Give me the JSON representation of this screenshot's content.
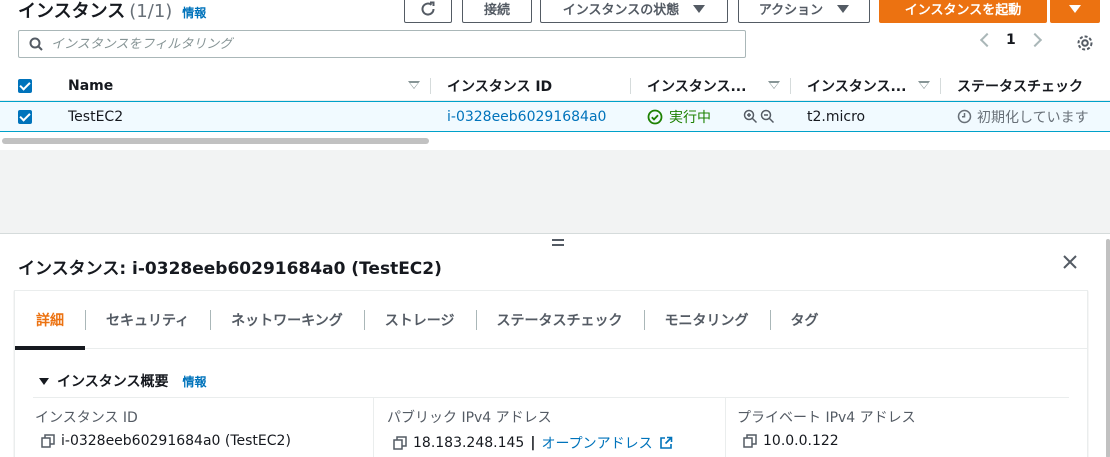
{
  "header": {
    "title": "インスタンス",
    "count": "(1/1)",
    "info": "情報"
  },
  "toolbar": {
    "refresh_icon": "refresh-icon",
    "connect": "接続",
    "instance_state": "インスタンスの状態",
    "actions": "アクション",
    "launch": "インスタンスを起動"
  },
  "search": {
    "placeholder": "インスタンスをフィルタリング"
  },
  "pagination": {
    "page": "1"
  },
  "table": {
    "columns": [
      "Name",
      "インスタンス ID",
      "インスタンス...",
      "インスタンス...",
      "ステータスチェック"
    ],
    "rows": [
      {
        "name": "TestEC2",
        "instance_id": "i-0328eeb60291684a0",
        "state": "実行中",
        "type": "t2.micro",
        "status_check": "初期化しています"
      }
    ]
  },
  "detail": {
    "title": "インスタンス: i-0328eeb60291684a0 (TestEC2)",
    "tabs": [
      "詳細",
      "セキュリティ",
      "ネットワーキング",
      "ストレージ",
      "ステータスチェック",
      "モニタリング",
      "タグ"
    ],
    "section_title": "インスタンス概要",
    "section_info": "情報",
    "fields": [
      {
        "label": "インスタンス ID",
        "value": "i-0328eeb60291684a0 (TestEC2)"
      },
      {
        "label": "パブリック IPv4 アドレス",
        "value": "18.183.248.145",
        "separator": "|",
        "link": "オープンアドレス"
      },
      {
        "label": "プライベート IPv4 アドレス",
        "value": "10.0.0.122"
      }
    ]
  },
  "colors": {
    "accent": "#ec7211",
    "link": "#0073bb",
    "success": "#1d8102"
  }
}
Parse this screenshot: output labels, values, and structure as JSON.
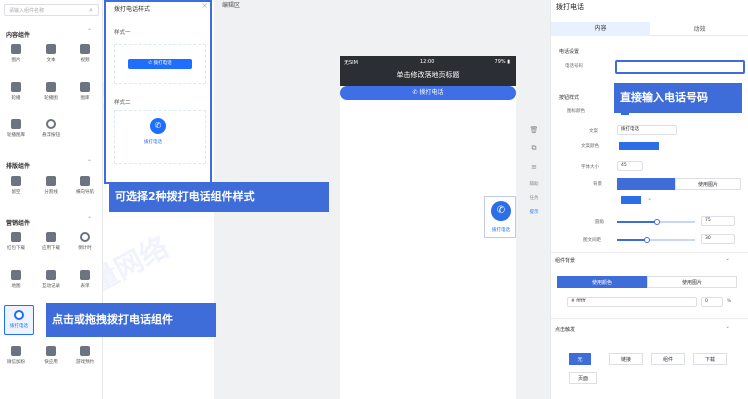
{
  "left_panel": {
    "search_placeholder": "请输入组件名称",
    "sections": [
      {
        "title": "内容组件",
        "items": [
          "图片",
          "文本",
          "视频",
          "轮播",
          "轮播图",
          "图库",
          "轮播图库",
          "悬浮按钮"
        ]
      },
      {
        "title": "排版组件",
        "items": [
          "留空",
          "分割线",
          "横向导航"
        ]
      },
      {
        "title": "营销组件",
        "items": [
          "红包下载",
          "应用下载",
          "倒计时",
          "地图",
          "互动记录",
          "表单",
          "拨打电话",
          "微信加粉",
          "快应用",
          "游戏预约"
        ]
      }
    ]
  },
  "style_panel": {
    "title": "拨打电话样式",
    "style1": "样式一",
    "style2": "样式二",
    "button_text": "拨打电话",
    "circle_label": "拨打电话"
  },
  "canvas": {
    "title": "编辑区",
    "sim": "无SIM",
    "time": "12:00",
    "battery": "79%",
    "page_title": "单击修改落地页标题",
    "call_bar_text": "拨打电话",
    "float_label": "拨打电话",
    "side_labels": [
      "辅助",
      "任务",
      "提示"
    ]
  },
  "right_panel": {
    "title": "拨打电话",
    "tabs": [
      "内容",
      "动效"
    ],
    "phone_settings": "电话设置",
    "phone_label": "电话号码",
    "phone_value": "",
    "button_style": "按钮样式",
    "icon_color": "图标颜色",
    "text_label": "文案",
    "text_value": "拨打电话",
    "text_color": "文案颜色",
    "font_size_label": "字体大小",
    "font_size": "45",
    "bg_label": "背景",
    "use_image": "使用图片",
    "radius_label": "圆角",
    "radius_value": "75",
    "spacing_label": "图文间距",
    "spacing_value": "30",
    "component_bg": "组件背景",
    "use_color": "使用颜色",
    "use_image_2": "使用图片",
    "color_hex": "ffffff",
    "opacity": "0",
    "percent": "%",
    "click_trigger": "点击触发",
    "trigger_options": [
      "无",
      "链接",
      "组件",
      "下载",
      "页面"
    ]
  },
  "callouts": {
    "style": "可选择2种拨打电话组件样式",
    "drag": "点击或拖拽拨打电话组件",
    "phone": "直接输入电话号码"
  },
  "colors": {
    "accent": "#3e6cd9",
    "brand_blue": "#1e6fff",
    "phone_bar": "#2b2f33"
  },
  "watermark": "巨量网络"
}
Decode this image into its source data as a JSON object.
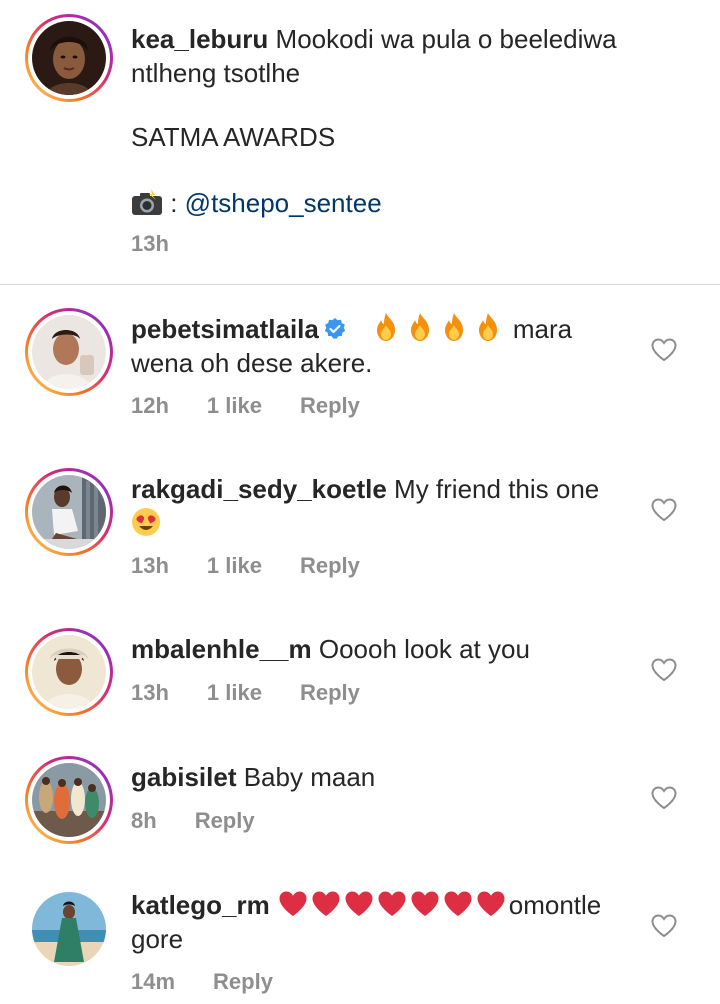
{
  "caption": {
    "username": "kea_leburu",
    "line1": "Mookodi wa pula o beelediwa",
    "line2": "ntlheng tsotlhe",
    "line3": "SATMA AWARDS",
    "camera_icon": "camera-flash-emoji",
    "credit_separator": " : ",
    "mention": "@tshepo_sentee",
    "time": "13h"
  },
  "comments": [
    {
      "username": "pebetsimatlaila",
      "verified": true,
      "emoji": "fire x4",
      "text_line1_suffix": "mara",
      "text_line2": "wena oh dese akere.",
      "time": "12h",
      "likes": "1 like",
      "reply": "Reply"
    },
    {
      "username": "rakgadi_sedy_koetle",
      "text": "My friend this one",
      "emoji": "heart-eyes",
      "time": "13h",
      "likes": "1 like",
      "reply": "Reply"
    },
    {
      "username": "mbalenhle__m",
      "text": "Ooooh look at you",
      "time": "13h",
      "likes": "1 like",
      "reply": "Reply"
    },
    {
      "username": "gabisilet",
      "text": "Baby maan",
      "time": "8h",
      "reply": "Reply"
    },
    {
      "username": "katlego_rm",
      "emoji": "red-heart x7",
      "text_line1_suffix": "omontle",
      "text_line2": "gore",
      "time": "14m",
      "reply": "Reply"
    }
  ],
  "colors": {
    "text": "#262626",
    "meta": "#8e8e8e",
    "mention": "#00376b",
    "verified": "#3897f0",
    "divider": "#dbdbdb"
  }
}
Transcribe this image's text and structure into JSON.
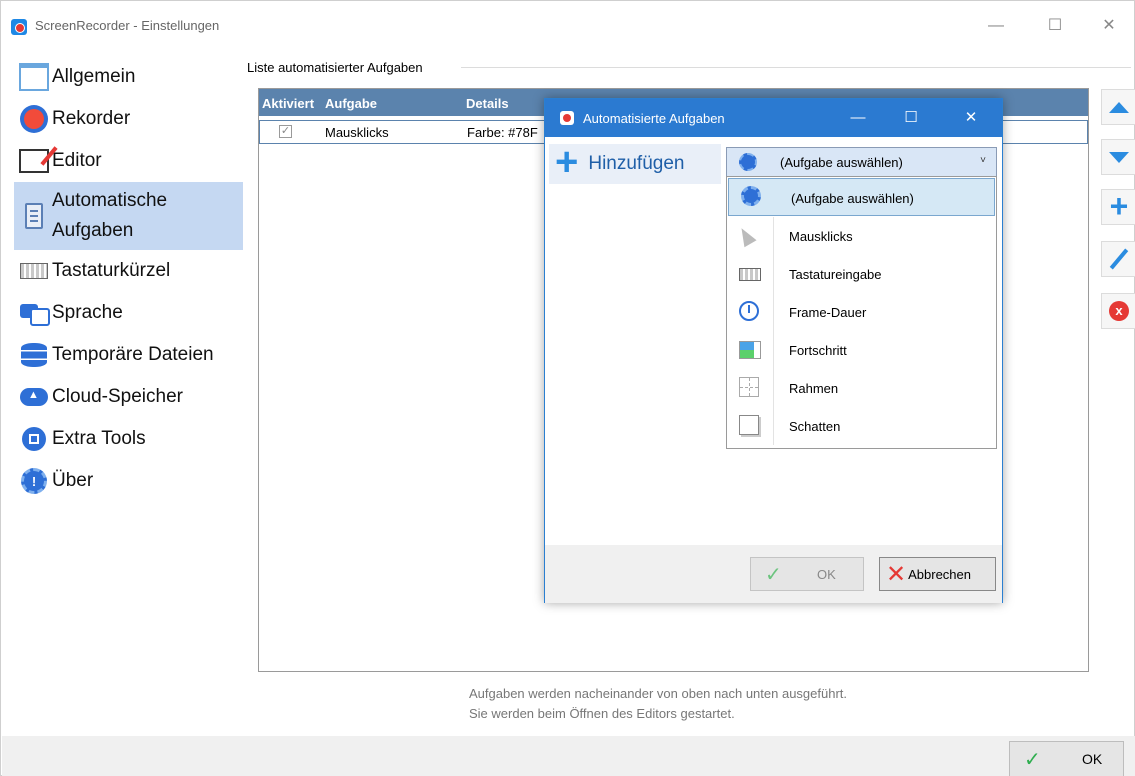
{
  "window": {
    "title": "ScreenRecorder - Einstellungen",
    "controls": {
      "minimize": "—",
      "maximize": "☐",
      "close": "✕"
    }
  },
  "sidebar": {
    "items": [
      {
        "label": "Allgemein",
        "icon": "window-icon"
      },
      {
        "label": "Rekorder",
        "icon": "record-icon"
      },
      {
        "label": "Editor",
        "icon": "editor-icon"
      },
      {
        "label": "Automatische Aufgaben",
        "icon": "clipboard-icon",
        "active": true
      },
      {
        "label": "Tastaturkürzel",
        "icon": "keyboard-icon"
      },
      {
        "label": "Sprache",
        "icon": "language-icon"
      },
      {
        "label": "Temporäre Dateien",
        "icon": "database-icon"
      },
      {
        "label": "Cloud-Speicher",
        "icon": "cloud-icon"
      },
      {
        "label": "Extra Tools",
        "icon": "chip-icon"
      },
      {
        "label": "Über",
        "icon": "gear-icon"
      }
    ]
  },
  "tasks": {
    "group_label": "Liste automatisierter Aufgaben",
    "columns": [
      "Aktiviert",
      "Aufgabe",
      "Details"
    ],
    "rows": [
      {
        "enabled": true,
        "check": "✓",
        "task": "Mausklicks",
        "details": "Farbe: #78F"
      }
    ]
  },
  "toolbar": {
    "move_up": "move-up-icon",
    "move_down": "move-down-icon",
    "add": "+",
    "edit": "edit-icon",
    "remove": "x"
  },
  "footer": {
    "hint_line1": "Aufgaben werden nacheinander von oben nach unten ausgeführt.",
    "hint_line2": "Sie werden beim Öffnen des Editors gestartet.",
    "ok_check": "✓",
    "ok_label": "OK"
  },
  "dialog": {
    "title": "Automatisierte Aufgaben",
    "controls": {
      "minimize": "—",
      "maximize": "☐",
      "close": "✕"
    },
    "add_plus": "+",
    "add_label": "Hinzufügen",
    "select_value": "(Aufgabe auswählen)",
    "select_chevron": "˅",
    "options": [
      {
        "label": "(Aufgabe auswählen)",
        "icon": "gear-icon",
        "selected": true
      },
      {
        "label": "Mausklicks",
        "icon": "cursor-icon"
      },
      {
        "label": "Tastatureingabe",
        "icon": "keyboard-icon"
      },
      {
        "label": "Frame-Dauer",
        "icon": "clock-icon"
      },
      {
        "label": "Fortschritt",
        "icon": "progress-icon"
      },
      {
        "label": "Rahmen",
        "icon": "frame-icon"
      },
      {
        "label": "Schatten",
        "icon": "shadow-icon"
      }
    ],
    "ok_check": "✓",
    "ok_label": "OK",
    "cancel_x": "✕",
    "cancel_label": "Abbrechen"
  },
  "colors": {
    "accent": "#2b7ad1",
    "header": "#5b83ad",
    "sidebar_active": "#c5d8f2",
    "danger": "#e53935",
    "success": "#2fae4f"
  }
}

..........

For each line in the data above that contains the string "this", extract the line.

Give me the JSON representation of this screenshot's content.
Parse this screenshot: output labels, values, and structure as JSON.
Decode this image into its source data as a JSON object.
      "text": "My friend this one",
Transcribe this image's text and structure into JSON.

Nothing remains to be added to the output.